Written request: Identify the lines that include the word "wird", then copy all of them.
----
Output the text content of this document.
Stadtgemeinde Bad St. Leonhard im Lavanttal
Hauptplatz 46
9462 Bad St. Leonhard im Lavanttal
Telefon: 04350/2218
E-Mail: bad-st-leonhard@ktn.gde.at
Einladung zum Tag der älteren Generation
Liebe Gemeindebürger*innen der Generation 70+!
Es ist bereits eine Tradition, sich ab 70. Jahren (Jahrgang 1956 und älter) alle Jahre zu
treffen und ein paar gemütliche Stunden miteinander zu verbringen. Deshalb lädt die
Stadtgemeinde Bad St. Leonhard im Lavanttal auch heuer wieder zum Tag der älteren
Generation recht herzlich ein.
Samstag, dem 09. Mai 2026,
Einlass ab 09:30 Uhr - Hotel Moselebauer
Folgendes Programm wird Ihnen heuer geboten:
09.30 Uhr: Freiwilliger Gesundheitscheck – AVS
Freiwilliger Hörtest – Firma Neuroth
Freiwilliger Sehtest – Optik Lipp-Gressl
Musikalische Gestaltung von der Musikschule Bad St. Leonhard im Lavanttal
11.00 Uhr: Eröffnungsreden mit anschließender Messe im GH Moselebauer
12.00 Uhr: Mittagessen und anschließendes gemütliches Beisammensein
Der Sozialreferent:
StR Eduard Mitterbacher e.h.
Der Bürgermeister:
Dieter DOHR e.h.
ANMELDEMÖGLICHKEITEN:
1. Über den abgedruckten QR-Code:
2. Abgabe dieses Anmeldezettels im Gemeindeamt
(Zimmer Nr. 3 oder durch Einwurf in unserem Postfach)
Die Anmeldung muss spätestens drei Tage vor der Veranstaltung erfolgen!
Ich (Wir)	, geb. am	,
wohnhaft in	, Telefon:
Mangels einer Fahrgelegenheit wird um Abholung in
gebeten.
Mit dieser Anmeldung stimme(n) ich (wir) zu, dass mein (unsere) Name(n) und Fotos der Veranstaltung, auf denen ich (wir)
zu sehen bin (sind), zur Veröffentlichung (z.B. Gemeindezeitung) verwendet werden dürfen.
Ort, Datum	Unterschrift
----
Final answer:
Folgendes Programm wird Ihnen heuer geboten:
Mangels einer Fahrgelegenheit wird um Abholung in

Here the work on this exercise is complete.